Start of Extracted information

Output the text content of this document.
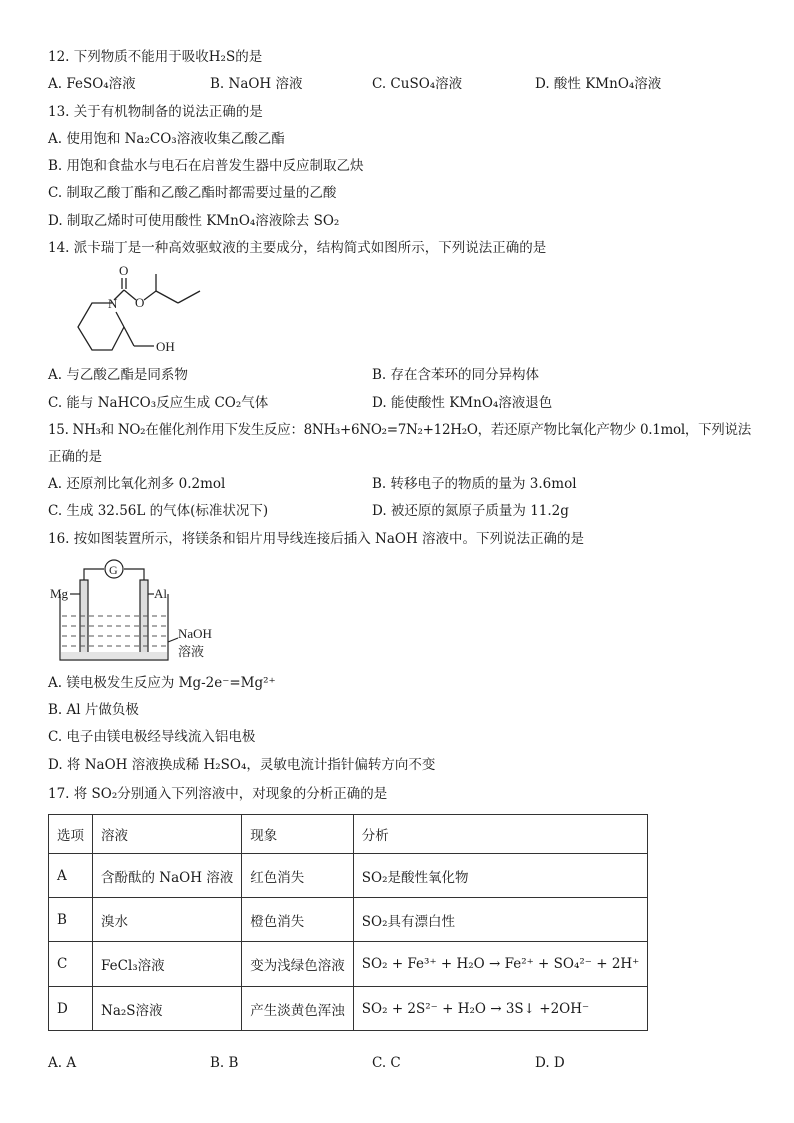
12. 下列物质不能用于吸收H₂S的是
A. FeSO₄溶液	B. NaOH 溶液	C. CuSO₄溶液	D. 酸性 KMnO₄溶液
13. 关于有机物制备的说法正确的是
A. 使用饱和 Na₂CO₃溶液收集乙酸乙酯
B. 用饱和食盐水与电石在启普发生器中反应制取乙炔
C. 制取乙酸丁酯和乙酸乙酯时都需要过量的乙酸
D. 制取乙烯时可使用酸性 KMnO₄溶液除去 SO₂
14. 派卡瑞丁是一种高效驱蚊液的主要成分，结构简式如图所示，下列说法正确的是
O
N O
OH
A. 与乙酸乙酯是同系物	B. 存在含苯环的同分异构体
C. 能与 NaHCO₃反应生成 CO₂气体	D. 能使酸性 KMnO₄溶液退色
15. NH₃和 NO₂在催化剂作用下发生反应：8NH₃+6NO₂=7N₂+12H₂O，若还原产物比氧化产物少 0.1mol，下列说法
正确的是
A. 还原剂比氧化剂多 0.2mol	B. 转移电子的物质的量为 3.6mol
C. 生成 32.56L 的气体(标准状况下)	D. 被还原的氮原子质量为 11.2g
16. 按如图装置所示，将镁条和铝片用导线连接后插入 NaOH 溶液中。下列说法正确的是
G
Mg	Al
NaOH
溶液
A. 镁电极发生反应为 Mg-2e⁻=Mg²⁺
B. Al 片做负极
C. 电子由镁电极经导线流入铝电极
D. 将 NaOH 溶液换成稀 H₂SO₄，灵敏电流计指针偏转方向不变
17. 将 SO₂分别通入下列溶液中，对现象的分析正确的是
选项	溶液	现象	分析
A	含酚酞的 NaOH 溶液	红色消失	SO₂是酸性氧化物
B	溴水	橙色消失	SO₂具有漂白性
C	FeCl₃溶液	变为浅绿色溶液	SO₂ + Fe³⁺ + H₂O → Fe²⁺ + SO₄²⁻ + 2H⁺
D	Na₂S溶液	产生淡黄色浑浊	SO₂ + 2S²⁻ + H₂O → 3S↓ +2OH⁻
A. A	B. B	C. C	D. D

End of Extracted information

*Do this:* Every record above should come back exactly, but without its pictures.

*Response:*
Output the text content of this document.
12. 下列物质不能用于吸收H₂S的是
A. FeSO₄溶液	B. NaOH 溶液	C. CuSO₄溶液	D. 酸性 KMnO₄溶液
13. 关于有机物制备的说法正确的是
A. 使用饱和 Na₂CO₃溶液收集乙酸乙酯
B. 用饱和食盐水与电石在启普发生器中反应制取乙炔
C. 制取乙酸丁酯和乙酸乙酯时都需要过量的乙酸
D. 制取乙烯时可使用酸性 KMnO₄溶液除去 SO₂
14. 派卡瑞丁是一种高效驱蚊液的主要成分，结构简式如图所示，下列说法正确的是
O
N O
OH
A. 与乙酸乙酯是同系物	B. 存在含苯环的同分异构体
C. 能与 NaHCO₃反应生成 CO₂气体	D. 能使酸性 KMnO₄溶液退色
15. NH₃和 NO₂在催化剂作用下发生反应：8NH₃+6NO₂=7N₂+12H₂O，若还原产物比氧化产物少 0.1mol，下列说法
正确的是
A. 还原剂比氧化剂多 0.2mol	B. 转移电子的物质的量为 3.6mol
C. 生成 32.56L 的气体(标准状况下)	D. 被还原的氮原子质量为 11.2g
16. 按如图装置所示，将镁条和铝片用导线连接后插入 NaOH 溶液中。下列说法正确的是
G
Mg	Al
NaOH
溶液
A. 镁电极发生反应为 Mg-2e⁻=Mg²⁺
B. Al 片做负极
C. 电子由镁电极经导线流入铝电极
D. 将 NaOH 溶液换成稀 H₂SO₄，灵敏电流计指针偏转方向不变
17. 将 SO₂分别通入下列溶液中，对现象的分析正确的是
选项	溶液	现象	分析
A	含酚酞的 NaOH 溶液	红色消失	SO₂是酸性氧化物
B	溴水	橙色消失	SO₂具有漂白性
C	FeCl₃溶液	变为浅绿色溶液	SO₂ + Fe³⁺ + H₂O → Fe²⁺ + SO₄²⁻ + 2H⁺
D	Na₂S溶液	产生淡黄色浑浊	SO₂ + 2S²⁻ + H₂O → 3S↓ +2OH⁻
A. A	B. B	C. C	D. D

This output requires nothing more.